:: Task inputs ::

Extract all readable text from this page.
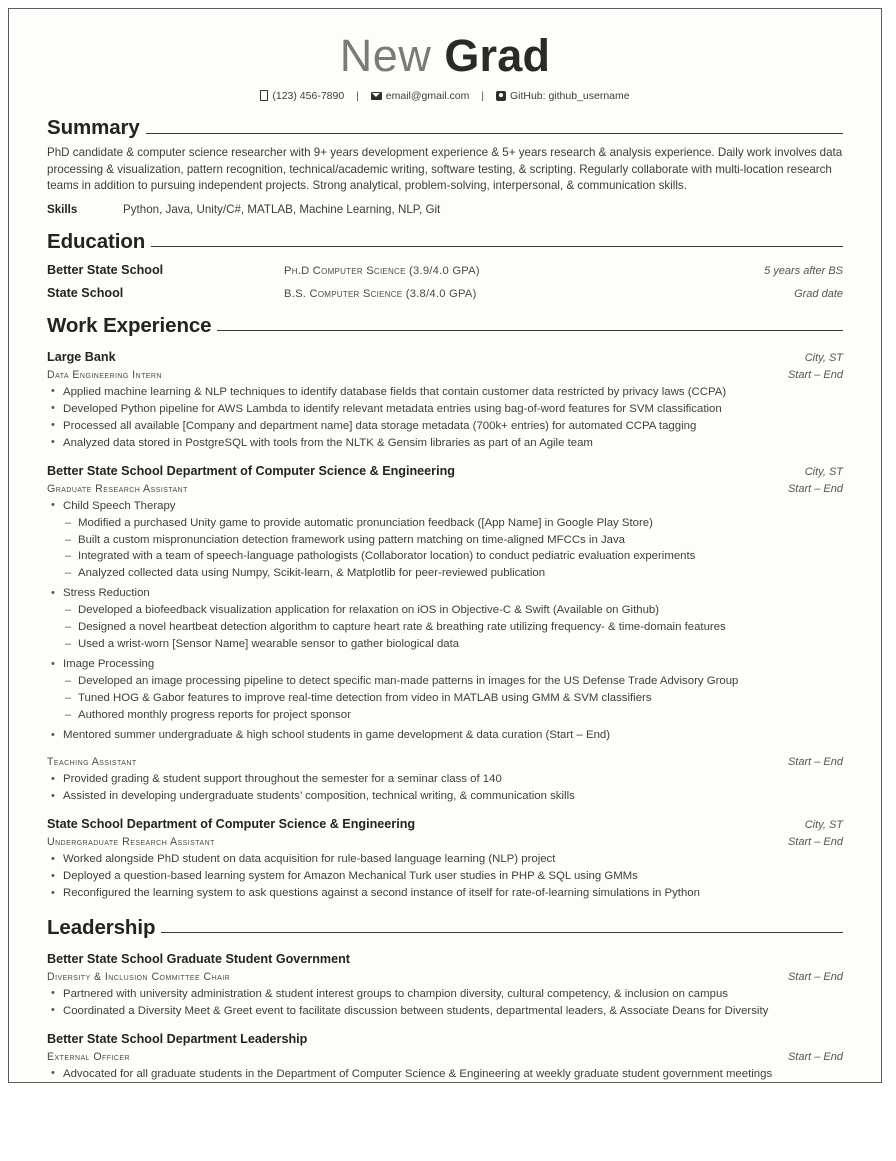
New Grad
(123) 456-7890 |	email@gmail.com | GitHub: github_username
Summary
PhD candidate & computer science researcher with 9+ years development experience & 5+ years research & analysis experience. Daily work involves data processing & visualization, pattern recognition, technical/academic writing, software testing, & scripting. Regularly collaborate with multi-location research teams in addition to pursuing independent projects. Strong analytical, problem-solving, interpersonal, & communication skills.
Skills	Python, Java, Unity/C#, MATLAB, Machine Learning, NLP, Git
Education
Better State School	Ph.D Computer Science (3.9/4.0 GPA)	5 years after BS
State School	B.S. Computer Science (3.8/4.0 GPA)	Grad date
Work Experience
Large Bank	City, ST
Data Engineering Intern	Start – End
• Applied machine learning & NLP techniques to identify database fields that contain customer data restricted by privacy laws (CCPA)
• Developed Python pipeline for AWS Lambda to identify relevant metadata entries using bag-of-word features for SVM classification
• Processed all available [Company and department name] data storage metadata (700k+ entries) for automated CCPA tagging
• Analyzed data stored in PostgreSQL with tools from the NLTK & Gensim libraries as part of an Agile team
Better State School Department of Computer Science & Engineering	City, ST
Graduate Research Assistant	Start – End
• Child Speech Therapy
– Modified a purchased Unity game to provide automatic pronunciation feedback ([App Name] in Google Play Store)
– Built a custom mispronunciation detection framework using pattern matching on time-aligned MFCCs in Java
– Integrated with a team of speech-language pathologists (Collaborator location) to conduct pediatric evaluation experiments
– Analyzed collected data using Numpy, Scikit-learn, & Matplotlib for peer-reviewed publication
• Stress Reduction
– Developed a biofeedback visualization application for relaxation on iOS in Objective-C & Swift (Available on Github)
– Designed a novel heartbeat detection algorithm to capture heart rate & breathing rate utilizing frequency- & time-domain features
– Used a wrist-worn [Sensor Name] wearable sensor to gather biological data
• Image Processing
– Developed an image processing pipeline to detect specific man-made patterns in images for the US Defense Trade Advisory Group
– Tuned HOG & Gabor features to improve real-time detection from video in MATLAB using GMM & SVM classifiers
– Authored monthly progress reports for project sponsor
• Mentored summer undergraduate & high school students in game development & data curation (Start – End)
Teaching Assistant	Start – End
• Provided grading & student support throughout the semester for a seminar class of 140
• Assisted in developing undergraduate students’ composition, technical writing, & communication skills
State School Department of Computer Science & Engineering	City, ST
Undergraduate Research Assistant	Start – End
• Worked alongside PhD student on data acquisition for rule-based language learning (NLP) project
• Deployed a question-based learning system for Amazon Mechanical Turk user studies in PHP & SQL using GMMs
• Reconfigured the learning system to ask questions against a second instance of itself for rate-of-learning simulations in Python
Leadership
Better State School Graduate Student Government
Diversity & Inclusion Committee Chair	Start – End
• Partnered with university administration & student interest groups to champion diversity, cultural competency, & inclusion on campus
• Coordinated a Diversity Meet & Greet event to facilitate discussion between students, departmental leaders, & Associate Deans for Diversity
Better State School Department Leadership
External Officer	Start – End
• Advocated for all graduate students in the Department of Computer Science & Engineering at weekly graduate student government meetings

:::

*Exercise objective*. Write out each entry exactly as given, but skip the pictures.

*Answer below*.
Extract all readable text from this page.
New Grad
(123) 456-7890 |	email@gmail.com | GitHub: github_username
Summary
PhD candidate & computer science researcher with 9+ years development experience & 5+ years research & analysis experience. Daily work involves data processing & visualization, pattern recognition, technical/academic writing, software testing, & scripting. Regularly collaborate with multi-location research teams in addition to pursuing independent projects. Strong analytical, problem-solving, interpersonal, & communication skills.
Skills	Python, Java, Unity/C#, MATLAB, Machine Learning, NLP, Git
Education
Better State School	Ph.D Computer Science (3.9/4.0 GPA)	5 years after BS
State School	B.S. Computer Science (3.8/4.0 GPA)	Grad date
Work Experience
Large Bank	City, ST
Data Engineering Intern	Start – End
• Applied machine learning & NLP techniques to identify database fields that contain customer data restricted by privacy laws (CCPA)
• Developed Python pipeline for AWS Lambda to identify relevant metadata entries using bag-of-word features for SVM classification
• Processed all available [Company and department name] data storage metadata (700k+ entries) for automated CCPA tagging
• Analyzed data stored in PostgreSQL with tools from the NLTK & Gensim libraries as part of an Agile team
Better State School Department of Computer Science & Engineering	City, ST
Graduate Research Assistant	Start – End
• Child Speech Therapy
– Modified a purchased Unity game to provide automatic pronunciation feedback ([App Name] in Google Play Store)
– Built a custom mispronunciation detection framework using pattern matching on time-aligned MFCCs in Java
– Integrated with a team of speech-language pathologists (Collaborator location) to conduct pediatric evaluation experiments
– Analyzed collected data using Numpy, Scikit-learn, & Matplotlib for peer-reviewed publication
• Stress Reduction
– Developed a biofeedback visualization application for relaxation on iOS in Objective-C & Swift (Available on Github)
– Designed a novel heartbeat detection algorithm to capture heart rate & breathing rate utilizing frequency- & time-domain features
– Used a wrist-worn [Sensor Name] wearable sensor to gather biological data
• Image Processing
– Developed an image processing pipeline to detect specific man-made patterns in images for the US Defense Trade Advisory Group
– Tuned HOG & Gabor features to improve real-time detection from video in MATLAB using GMM & SVM classifiers
– Authored monthly progress reports for project sponsor
• Mentored summer undergraduate & high school students in game development & data curation (Start – End)
Teaching Assistant	Start – End
• Provided grading & student support throughout the semester for a seminar class of 140
• Assisted in developing undergraduate students’ composition, technical writing, & communication skills
State School Department of Computer Science & Engineering	City, ST
Undergraduate Research Assistant	Start – End
• Worked alongside PhD student on data acquisition for rule-based language learning (NLP) project
• Deployed a question-based learning system for Amazon Mechanical Turk user studies in PHP & SQL using GMMs
• Reconfigured the learning system to ask questions against a second instance of itself for rate-of-learning simulations in Python
Leadership
Better State School Graduate Student Government
Diversity & Inclusion Committee Chair	Start – End
• Partnered with university administration & student interest groups to champion diversity, cultural competency, & inclusion on campus
• Coordinated a Diversity Meet & Greet event to facilitate discussion between students, departmental leaders, & Associate Deans for Diversity
Better State School Department Leadership
External Officer	Start – End
• Advocated for all graduate students in the Department of Computer Science & Engineering at weekly graduate student government meetings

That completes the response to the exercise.